### GIVEN PROBLEM
Reproduce the portion of the corporate culture passage starting with "The famous saying" and going on through "with that culture.", matching the original wording and punctuation character for character.

[BEGIN TEXT PASSAGE]

By Rocio Summers
In October 2017, the National Association of Corporate Directors (NACD) published its Blue Ribbon Commission’s Report on Culture as a Corporate Asset. The Wall Street Journal's headlines read: “After Uber and Wells Fargo, Boards wake up to Company Culture”. The NACD precisely emphasized that even though organizational culture has been studied in business and academic writers for decades, “it tends to attract public attention mainly in the wake of negative events (…) but if led and managed well, culture is the rocket fuel for delivering value to stakeholders”.
So what is culture, why is it so important and why is everybody speaking about culture, including myself in my prior articles? (see “Doing business internationally. Expanding widely” and “M&A: A marriage of convenience”).
The NACD Blue Ribbon report defines culture as a “series of assumptions individuals make about the groups in which they participate, visible through public statements, stated goals and basic (taken for granted) beliefs”.
The famous saying “Culture eats strategy for breakfast” attributed to Peter Drucker, reflects in a very graphic way the relationship between culture and strategy. Drucker certainly believed that a company's culture normally thwarts any attempt to create or enforce a strategy that is incompatible with that culture.

[END TEXT PASSAGE]
[BEGIN ENTRIES SHOWN]

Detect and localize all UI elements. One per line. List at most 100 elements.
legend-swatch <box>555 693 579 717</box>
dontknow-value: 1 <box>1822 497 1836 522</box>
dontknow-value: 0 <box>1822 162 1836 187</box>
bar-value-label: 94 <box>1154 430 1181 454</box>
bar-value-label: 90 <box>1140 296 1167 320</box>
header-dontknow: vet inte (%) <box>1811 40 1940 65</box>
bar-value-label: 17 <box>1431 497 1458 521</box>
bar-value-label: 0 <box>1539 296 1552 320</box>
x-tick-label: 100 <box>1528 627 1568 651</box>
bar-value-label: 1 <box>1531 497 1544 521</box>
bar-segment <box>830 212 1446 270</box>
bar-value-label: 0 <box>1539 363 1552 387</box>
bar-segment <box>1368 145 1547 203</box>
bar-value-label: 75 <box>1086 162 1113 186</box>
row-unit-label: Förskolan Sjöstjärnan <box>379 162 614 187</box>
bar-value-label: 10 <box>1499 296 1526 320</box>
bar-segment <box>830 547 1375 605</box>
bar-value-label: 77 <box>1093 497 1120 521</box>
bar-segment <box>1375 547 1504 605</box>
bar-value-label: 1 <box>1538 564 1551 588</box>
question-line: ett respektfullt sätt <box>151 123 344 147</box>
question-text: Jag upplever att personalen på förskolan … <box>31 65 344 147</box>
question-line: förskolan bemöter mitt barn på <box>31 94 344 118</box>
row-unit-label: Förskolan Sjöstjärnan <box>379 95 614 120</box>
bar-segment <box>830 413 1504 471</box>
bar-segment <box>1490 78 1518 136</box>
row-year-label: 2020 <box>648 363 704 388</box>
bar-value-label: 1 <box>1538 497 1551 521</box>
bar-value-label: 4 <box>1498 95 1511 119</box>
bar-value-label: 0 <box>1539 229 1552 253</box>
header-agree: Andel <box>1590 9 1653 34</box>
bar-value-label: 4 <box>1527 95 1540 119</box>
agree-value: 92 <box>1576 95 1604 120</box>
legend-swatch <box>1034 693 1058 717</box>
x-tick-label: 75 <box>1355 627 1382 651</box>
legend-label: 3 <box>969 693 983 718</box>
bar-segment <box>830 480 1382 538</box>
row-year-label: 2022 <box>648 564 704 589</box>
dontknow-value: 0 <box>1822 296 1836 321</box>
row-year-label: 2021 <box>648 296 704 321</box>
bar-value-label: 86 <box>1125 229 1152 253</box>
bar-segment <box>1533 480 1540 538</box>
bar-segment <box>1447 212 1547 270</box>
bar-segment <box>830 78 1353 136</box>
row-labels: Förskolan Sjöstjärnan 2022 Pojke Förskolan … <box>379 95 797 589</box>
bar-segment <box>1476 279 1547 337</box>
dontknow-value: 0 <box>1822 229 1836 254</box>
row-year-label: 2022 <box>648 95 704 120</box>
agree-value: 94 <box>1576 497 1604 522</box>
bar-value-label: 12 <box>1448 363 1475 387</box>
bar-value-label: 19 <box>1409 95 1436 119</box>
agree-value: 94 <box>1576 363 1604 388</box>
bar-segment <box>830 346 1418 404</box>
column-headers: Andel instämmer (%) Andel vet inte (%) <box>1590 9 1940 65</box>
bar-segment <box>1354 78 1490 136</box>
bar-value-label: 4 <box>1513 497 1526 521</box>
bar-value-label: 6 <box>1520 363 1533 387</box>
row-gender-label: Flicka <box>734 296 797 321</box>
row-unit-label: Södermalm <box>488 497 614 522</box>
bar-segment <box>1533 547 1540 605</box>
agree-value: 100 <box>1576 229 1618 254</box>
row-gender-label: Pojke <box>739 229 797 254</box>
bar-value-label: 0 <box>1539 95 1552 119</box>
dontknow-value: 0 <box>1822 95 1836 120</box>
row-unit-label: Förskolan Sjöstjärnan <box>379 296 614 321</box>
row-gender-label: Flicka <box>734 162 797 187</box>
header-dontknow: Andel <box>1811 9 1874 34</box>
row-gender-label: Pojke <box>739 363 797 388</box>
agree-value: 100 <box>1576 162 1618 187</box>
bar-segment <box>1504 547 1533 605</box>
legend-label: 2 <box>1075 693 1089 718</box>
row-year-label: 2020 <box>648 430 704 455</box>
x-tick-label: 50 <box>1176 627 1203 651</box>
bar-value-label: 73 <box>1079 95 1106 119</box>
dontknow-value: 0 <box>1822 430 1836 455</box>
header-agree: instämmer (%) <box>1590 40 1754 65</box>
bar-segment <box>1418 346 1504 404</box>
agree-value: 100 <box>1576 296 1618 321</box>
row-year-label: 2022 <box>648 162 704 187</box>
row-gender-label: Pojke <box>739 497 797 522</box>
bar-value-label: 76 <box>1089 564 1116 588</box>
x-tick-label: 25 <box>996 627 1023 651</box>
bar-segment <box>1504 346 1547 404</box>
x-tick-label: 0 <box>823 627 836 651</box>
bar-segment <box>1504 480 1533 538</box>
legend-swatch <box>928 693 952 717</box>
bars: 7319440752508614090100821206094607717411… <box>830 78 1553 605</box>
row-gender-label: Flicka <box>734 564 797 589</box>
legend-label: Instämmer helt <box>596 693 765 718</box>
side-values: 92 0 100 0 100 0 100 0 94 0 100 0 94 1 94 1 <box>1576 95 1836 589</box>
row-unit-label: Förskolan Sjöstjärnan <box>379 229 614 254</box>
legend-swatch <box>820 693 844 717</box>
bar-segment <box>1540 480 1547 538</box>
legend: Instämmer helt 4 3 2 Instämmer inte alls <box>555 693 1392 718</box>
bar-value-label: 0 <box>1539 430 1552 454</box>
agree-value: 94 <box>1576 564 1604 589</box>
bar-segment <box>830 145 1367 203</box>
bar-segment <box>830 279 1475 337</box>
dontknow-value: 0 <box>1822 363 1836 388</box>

[END ENTRIES SHOWN]

### ANSWER TO THIS PROBLEM
The famous saying “Culture eats strategy for breakfast” attributed to Peter Drucker, reflects in a very graphic way the relationship between culture and strategy. Drucker certainly believed that a company's culture normally thwarts any attempt to create or enforce a strategy that is incompatible with that culture.